* **Objective**: Retype all of the data. Every line must match exactly.

* **Recorded information**:
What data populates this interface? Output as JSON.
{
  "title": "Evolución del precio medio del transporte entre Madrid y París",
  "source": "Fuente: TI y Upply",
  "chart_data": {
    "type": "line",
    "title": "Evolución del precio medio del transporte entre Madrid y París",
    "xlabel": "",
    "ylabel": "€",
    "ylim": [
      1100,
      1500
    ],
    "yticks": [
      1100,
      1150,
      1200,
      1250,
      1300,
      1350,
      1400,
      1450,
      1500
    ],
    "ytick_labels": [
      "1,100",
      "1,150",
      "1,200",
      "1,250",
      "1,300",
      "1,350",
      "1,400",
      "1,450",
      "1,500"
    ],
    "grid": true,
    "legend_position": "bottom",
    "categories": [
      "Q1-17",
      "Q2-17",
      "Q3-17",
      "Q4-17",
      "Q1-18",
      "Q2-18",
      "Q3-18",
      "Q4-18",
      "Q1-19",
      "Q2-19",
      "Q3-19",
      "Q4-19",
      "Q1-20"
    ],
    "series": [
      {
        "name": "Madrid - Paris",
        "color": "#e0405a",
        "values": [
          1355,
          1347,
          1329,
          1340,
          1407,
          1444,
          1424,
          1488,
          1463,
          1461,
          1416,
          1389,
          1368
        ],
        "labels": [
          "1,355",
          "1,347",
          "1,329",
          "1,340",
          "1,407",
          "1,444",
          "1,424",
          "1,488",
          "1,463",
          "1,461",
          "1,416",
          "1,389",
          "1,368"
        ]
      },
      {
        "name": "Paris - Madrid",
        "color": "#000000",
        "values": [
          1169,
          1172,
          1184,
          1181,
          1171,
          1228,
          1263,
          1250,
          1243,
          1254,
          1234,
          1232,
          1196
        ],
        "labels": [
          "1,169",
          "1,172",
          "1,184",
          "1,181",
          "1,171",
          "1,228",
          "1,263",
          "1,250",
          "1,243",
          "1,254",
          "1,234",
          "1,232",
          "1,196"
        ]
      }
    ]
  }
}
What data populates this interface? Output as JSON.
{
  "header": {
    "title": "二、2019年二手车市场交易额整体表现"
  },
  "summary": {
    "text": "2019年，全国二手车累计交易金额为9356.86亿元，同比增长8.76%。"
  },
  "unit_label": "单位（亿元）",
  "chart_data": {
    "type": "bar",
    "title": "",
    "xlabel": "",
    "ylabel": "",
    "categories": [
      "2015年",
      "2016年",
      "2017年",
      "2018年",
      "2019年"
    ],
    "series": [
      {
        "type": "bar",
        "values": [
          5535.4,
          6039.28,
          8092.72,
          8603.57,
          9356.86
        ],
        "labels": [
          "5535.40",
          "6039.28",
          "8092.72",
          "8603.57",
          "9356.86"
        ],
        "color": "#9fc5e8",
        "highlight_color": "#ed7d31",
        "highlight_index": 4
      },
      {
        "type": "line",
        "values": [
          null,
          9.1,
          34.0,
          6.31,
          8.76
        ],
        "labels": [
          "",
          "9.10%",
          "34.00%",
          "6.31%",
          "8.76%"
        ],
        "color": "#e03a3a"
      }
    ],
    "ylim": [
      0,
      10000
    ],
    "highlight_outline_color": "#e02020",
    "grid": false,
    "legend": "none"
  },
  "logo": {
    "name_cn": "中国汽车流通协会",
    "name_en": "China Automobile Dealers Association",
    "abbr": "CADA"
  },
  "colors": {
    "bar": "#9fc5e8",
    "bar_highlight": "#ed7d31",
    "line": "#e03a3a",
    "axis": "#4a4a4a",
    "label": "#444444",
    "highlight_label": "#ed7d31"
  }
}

* **Response**:
What data populates this interface? Output as JSON.
{
  "title": "Evolución del precio medio del transporte entre Madrid y París",
  "source": "Fuente: TI y Upply",
  "chart_data": {
    "type": "line",
    "title": "Evolución del precio medio del transporte entre Madrid y París",
    "xlabel": "",
    "ylabel": "€",
    "ylim": [
      1100,
      1500
    ],
    "yticks": [
      1100,
      1150,
      1200,
      1250,
      1300,
      1350,
      1400,
      1450,
      1500
    ],
    "ytick_labels": [
      "1,100",
      "1,150",
      "1,200",
      "1,250",
      "1,300",
      "1,350",
      "1,400",
      "1,450",
      "1,500"
    ],
    "grid": true,
    "legend_position": "bottom",
    "categories": [
      "Q1-17",
      "Q2-17",
      "Q3-17",
      "Q4-17",
      "Q1-18",
      "Q2-18",
      "Q3-18",
      "Q4-18",
      "Q1-19",
      "Q2-19",
      "Q3-19",
      "Q4-19",
      "Q1-20"
    ],
    "series": [
      {
        "name": "Madrid - Paris",
        "color": "#e0405a",
        "values": [
          1355,
          1347,
          1329,
          1340,
          1407,
          1444,
          1424,
          1488,
          1463,
          1461,
          1416,
          1389,
          1368
        ],
        "labels": [
          "1,355",
          "1,347",
          "1,329",
          "1,340",
          "1,407",
          "1,444",
          "1,424",
          "1,488",
          "1,463",
          "1,461",
          "1,416",
          "1,389",
          "1,368"
        ]
      },
      {
        "name": "Paris - Madrid",
        "color": "#000000",
        "values": [
          1169,
          1172,
          1184,
          1181,
          1171,
          1228,
          1263,
          1250,
          1243,
          1254,
          1234,
          1232,
          1196
        ],
        "labels": [
          "1,169",
          "1,172",
          "1,184",
          "1,181",
          "1,171",
          "1,228",
          "1,263",
          "1,250",
          "1,243",
          "1,254",
          "1,234",
          "1,232",
          "1,196"
        ]
      }
    ]
  }
}
What data populates this interface? Output as JSON.
{
  "header": {
    "title": "二、2019年二手车市场交易额整体表现"
  },
  "summary": {
    "text": "2019年，全国二手车累计交易金额为9356.86亿元，同比增长8.76%。"
  },
  "unit_label": "单位（亿元）",
  "chart_data": {
    "type": "bar",
    "title": "",
    "xlabel": "",
    "ylabel": "",
    "categories": [
      "2015年",
      "2016年",
      "2017年",
      "2018年",
      "2019年"
    ],
    "series": [
      {
        "type": "bar",
        "values": [
          5535.4,
          6039.28,
          8092.72,
          8603.57,
          9356.86
        ],
        "labels": [
          "5535.40",
          "6039.28",
          "8092.72",
          "8603.57",
          "9356.86"
        ],
        "color": "#9fc5e8",
        "highlight_color": "#ed7d31",
        "highlight_index": 4
      },
      {
        "type": "line",
        "values": [
          null,
          9.1,
          34.0,
          6.31,
          8.76
        ],
        "labels": [
          "",
          "9.10%",
          "34.00%",
          "6.31%",
          "8.76%"
        ],
        "color": "#e03a3a"
      }
    ],
    "ylim": [
      0,
      10000
    ],
    "highlight_outline_color": "#e02020",
    "grid": false,
    "legend": "none"
  },
  "logo": {
    "name_cn": "中国汽车流通协会",
    "name_en": "China Automobile Dealers Association",
    "abbr": "CADA"
  },
  "colors": {
    "bar": "#9fc5e8",
    "bar_highlight": "#ed7d31",
    "line": "#e03a3a",
    "axis": "#4a4a4a",
    "label": "#444444",
    "highlight_label": "#ed7d31"
  }
}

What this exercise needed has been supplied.